▸ **RECORD EXCERPTS**
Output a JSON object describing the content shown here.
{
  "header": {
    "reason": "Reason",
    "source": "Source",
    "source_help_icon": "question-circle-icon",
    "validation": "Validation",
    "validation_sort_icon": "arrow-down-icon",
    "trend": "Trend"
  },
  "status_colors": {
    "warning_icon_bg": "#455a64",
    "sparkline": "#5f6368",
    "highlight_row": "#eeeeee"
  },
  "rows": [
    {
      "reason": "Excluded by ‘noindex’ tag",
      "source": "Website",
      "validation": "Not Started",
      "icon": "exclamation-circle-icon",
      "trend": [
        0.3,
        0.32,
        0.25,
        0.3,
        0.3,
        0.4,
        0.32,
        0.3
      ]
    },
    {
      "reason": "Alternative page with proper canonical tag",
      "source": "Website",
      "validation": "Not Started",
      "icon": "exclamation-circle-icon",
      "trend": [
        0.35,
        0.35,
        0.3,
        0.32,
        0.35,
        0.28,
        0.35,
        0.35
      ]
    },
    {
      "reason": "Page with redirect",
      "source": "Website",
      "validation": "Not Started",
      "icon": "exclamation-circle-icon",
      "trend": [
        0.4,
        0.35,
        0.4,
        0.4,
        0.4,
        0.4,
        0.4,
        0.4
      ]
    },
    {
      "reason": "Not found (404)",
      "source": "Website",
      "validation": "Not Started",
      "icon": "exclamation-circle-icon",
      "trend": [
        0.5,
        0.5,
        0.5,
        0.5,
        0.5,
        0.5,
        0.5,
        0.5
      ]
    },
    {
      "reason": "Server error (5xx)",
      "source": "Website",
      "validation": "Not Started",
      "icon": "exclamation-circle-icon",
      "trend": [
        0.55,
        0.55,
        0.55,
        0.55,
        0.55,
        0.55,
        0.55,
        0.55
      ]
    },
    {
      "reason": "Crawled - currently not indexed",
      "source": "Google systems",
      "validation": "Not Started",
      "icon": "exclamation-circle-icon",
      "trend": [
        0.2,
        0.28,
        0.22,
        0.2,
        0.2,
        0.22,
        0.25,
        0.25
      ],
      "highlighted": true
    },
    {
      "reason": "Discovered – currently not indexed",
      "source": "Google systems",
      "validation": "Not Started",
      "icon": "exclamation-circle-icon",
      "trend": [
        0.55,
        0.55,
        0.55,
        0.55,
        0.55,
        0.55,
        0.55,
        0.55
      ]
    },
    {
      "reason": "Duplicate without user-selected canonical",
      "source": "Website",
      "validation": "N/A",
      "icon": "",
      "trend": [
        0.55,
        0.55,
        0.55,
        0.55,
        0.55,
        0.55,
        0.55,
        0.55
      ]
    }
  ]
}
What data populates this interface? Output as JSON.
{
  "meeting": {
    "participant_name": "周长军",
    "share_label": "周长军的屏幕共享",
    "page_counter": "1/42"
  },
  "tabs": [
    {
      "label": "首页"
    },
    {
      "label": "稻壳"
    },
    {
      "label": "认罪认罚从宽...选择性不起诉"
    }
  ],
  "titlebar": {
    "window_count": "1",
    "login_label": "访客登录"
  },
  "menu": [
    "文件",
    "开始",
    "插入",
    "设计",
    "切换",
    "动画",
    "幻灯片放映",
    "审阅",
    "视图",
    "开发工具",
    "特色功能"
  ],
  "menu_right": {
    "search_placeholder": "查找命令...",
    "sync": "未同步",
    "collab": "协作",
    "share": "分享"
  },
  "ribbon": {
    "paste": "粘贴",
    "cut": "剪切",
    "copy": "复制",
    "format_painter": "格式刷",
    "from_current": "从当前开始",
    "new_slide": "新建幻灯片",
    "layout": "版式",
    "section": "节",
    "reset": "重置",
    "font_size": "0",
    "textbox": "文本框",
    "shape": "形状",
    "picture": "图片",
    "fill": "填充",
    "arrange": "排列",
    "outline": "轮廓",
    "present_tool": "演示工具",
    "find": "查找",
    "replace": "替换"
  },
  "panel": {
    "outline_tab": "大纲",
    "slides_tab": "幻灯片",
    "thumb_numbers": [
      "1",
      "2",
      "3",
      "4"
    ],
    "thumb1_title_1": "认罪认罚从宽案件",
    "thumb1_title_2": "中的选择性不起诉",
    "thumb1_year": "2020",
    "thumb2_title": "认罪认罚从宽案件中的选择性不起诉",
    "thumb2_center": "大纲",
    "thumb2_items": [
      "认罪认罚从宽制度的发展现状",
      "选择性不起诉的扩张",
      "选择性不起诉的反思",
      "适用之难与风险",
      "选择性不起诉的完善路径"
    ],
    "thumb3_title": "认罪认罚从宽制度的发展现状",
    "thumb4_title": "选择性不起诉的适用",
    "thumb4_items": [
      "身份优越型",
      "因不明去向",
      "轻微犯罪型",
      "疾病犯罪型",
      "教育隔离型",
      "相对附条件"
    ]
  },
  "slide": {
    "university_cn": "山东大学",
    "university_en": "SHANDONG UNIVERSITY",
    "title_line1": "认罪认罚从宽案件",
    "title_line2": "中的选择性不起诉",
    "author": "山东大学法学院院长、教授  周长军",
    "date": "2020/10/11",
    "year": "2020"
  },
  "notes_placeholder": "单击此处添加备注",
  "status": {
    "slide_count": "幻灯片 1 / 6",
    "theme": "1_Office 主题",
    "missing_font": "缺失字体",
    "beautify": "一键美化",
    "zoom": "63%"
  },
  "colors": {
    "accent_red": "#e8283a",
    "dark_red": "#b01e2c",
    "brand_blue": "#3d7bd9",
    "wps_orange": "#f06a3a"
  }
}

...

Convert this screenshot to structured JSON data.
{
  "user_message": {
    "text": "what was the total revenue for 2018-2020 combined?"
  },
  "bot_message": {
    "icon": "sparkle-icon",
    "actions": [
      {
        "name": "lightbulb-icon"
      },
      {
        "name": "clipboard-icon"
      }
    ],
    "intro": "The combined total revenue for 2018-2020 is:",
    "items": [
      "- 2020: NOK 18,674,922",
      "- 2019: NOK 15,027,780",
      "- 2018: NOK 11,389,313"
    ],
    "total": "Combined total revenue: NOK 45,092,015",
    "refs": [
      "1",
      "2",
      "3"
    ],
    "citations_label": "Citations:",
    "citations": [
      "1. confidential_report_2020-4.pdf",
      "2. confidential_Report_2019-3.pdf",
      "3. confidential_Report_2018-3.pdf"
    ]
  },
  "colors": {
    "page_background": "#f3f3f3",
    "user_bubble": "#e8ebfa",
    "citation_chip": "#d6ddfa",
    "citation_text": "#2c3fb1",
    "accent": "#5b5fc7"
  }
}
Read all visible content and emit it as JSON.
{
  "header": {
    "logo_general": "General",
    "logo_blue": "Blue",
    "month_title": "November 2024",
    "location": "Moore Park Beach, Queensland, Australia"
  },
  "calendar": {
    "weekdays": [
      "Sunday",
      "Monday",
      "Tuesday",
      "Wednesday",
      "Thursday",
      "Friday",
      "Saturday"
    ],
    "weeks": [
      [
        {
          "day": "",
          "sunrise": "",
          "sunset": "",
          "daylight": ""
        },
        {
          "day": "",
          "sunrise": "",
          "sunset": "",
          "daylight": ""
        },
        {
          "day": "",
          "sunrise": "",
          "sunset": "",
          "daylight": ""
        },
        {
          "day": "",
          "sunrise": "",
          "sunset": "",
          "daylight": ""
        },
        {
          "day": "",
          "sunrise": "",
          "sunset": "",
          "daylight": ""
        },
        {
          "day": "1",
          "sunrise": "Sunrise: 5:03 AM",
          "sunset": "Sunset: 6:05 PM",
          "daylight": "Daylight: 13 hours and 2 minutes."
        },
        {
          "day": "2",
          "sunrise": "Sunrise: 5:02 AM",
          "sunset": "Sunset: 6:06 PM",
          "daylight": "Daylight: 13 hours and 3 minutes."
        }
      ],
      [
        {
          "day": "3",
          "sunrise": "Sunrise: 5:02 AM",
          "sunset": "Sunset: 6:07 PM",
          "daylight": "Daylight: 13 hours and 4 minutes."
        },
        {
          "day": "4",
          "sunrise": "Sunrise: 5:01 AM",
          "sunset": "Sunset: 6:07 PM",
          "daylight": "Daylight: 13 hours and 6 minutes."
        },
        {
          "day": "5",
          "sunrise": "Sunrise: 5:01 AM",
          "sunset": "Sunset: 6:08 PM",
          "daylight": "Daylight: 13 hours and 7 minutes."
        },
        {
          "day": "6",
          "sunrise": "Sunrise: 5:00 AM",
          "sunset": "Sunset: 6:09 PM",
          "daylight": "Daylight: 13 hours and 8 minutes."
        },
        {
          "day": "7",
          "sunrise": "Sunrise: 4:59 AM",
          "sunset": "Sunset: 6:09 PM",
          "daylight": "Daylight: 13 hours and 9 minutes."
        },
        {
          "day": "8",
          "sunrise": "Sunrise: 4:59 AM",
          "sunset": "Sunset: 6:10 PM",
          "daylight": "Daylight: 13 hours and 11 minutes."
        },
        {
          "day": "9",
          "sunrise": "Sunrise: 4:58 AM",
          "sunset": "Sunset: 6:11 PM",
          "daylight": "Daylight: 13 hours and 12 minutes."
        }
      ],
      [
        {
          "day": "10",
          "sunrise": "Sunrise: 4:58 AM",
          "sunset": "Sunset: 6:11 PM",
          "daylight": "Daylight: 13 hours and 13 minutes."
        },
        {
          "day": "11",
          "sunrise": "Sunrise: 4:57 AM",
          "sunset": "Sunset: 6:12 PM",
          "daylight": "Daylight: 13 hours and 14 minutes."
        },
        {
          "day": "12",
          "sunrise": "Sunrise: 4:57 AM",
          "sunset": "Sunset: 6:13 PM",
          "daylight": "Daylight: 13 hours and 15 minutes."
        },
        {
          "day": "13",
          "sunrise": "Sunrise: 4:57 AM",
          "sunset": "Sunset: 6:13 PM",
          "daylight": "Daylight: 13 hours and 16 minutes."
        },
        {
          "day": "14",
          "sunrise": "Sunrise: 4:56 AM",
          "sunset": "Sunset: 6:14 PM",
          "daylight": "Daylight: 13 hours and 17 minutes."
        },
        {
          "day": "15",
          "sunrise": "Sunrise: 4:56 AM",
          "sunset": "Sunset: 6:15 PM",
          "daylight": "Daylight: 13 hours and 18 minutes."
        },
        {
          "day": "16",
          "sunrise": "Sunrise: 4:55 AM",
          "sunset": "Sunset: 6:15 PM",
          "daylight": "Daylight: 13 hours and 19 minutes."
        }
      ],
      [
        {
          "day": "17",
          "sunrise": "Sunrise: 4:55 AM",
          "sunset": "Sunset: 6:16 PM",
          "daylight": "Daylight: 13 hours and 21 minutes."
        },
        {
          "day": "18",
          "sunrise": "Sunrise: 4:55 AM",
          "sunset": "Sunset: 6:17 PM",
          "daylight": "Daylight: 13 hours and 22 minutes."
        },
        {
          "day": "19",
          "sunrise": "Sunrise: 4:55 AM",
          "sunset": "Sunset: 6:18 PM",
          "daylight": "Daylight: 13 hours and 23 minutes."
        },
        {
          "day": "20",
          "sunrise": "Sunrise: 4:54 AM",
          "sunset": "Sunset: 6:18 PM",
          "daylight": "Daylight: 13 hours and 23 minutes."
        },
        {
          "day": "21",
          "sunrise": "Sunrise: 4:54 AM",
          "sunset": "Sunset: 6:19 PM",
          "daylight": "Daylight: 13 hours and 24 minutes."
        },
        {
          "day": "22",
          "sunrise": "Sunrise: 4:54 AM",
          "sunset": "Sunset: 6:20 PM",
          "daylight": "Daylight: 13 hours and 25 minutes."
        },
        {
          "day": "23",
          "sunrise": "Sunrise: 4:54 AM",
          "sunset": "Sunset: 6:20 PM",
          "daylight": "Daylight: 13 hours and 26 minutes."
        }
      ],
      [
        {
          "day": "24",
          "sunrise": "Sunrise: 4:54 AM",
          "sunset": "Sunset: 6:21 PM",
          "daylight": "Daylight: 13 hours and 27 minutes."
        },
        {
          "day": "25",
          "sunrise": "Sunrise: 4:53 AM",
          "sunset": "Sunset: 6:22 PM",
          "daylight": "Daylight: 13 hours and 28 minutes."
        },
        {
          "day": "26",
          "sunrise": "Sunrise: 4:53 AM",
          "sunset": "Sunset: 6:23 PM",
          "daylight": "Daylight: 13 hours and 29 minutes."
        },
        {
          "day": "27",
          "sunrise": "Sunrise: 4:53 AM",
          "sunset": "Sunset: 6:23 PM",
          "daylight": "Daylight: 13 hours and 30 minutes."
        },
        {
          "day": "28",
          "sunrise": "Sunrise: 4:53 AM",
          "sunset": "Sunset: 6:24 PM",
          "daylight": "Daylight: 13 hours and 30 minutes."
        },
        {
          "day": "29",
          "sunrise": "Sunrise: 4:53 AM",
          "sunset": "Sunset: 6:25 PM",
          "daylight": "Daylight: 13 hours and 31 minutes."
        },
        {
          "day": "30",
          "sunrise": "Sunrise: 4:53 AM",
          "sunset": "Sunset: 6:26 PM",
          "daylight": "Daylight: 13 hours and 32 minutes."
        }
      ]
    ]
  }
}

▸ **CHALLENGE**
Copy all lines from the material that contain "this".

▸ **COMPLETED TASK**
What data populates this interface? Output as JSON.
Convert this screenshot to structured JSON data.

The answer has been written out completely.